> _REQUIRED TASK_
Copy out each line of the data holding "September".

[Items from a dataset]
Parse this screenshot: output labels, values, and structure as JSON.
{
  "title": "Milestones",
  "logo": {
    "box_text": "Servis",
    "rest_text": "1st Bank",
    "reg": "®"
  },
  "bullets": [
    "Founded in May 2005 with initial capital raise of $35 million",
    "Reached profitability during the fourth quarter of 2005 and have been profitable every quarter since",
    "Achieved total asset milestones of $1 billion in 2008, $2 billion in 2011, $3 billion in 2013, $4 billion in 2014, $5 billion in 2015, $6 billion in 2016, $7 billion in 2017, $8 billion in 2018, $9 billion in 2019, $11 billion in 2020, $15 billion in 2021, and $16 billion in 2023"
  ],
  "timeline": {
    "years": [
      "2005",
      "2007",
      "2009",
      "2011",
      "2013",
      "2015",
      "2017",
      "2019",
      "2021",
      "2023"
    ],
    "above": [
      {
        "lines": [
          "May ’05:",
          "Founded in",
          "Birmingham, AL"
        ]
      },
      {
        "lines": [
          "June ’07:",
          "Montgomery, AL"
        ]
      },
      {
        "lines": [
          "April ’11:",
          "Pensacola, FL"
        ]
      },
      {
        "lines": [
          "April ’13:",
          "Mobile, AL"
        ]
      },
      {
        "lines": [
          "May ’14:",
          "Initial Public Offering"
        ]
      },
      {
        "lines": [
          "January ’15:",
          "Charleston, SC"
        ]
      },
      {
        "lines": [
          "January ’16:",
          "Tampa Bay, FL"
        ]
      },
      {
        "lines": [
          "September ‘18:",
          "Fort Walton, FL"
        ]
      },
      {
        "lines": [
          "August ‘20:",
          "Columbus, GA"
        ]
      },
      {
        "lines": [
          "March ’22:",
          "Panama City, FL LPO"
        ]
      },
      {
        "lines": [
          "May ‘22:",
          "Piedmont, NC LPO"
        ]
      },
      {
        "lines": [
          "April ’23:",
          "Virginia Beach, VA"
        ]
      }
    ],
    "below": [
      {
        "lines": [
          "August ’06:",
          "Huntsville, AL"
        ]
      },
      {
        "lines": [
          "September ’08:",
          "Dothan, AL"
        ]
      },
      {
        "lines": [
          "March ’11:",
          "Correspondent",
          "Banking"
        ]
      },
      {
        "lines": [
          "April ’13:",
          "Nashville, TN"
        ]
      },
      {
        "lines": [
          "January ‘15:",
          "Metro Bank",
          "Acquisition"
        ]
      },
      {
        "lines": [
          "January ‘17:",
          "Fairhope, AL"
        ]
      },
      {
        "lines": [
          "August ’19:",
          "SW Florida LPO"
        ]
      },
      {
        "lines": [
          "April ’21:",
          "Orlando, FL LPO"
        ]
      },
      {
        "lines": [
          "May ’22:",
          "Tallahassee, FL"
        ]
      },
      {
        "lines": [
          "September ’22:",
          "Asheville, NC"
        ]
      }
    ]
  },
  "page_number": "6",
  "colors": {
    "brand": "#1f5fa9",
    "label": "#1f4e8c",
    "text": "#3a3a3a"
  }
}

> _PROBLEM SOLUTION_
          "September ‘18:",
          "September ’08:",
          "September ’22:",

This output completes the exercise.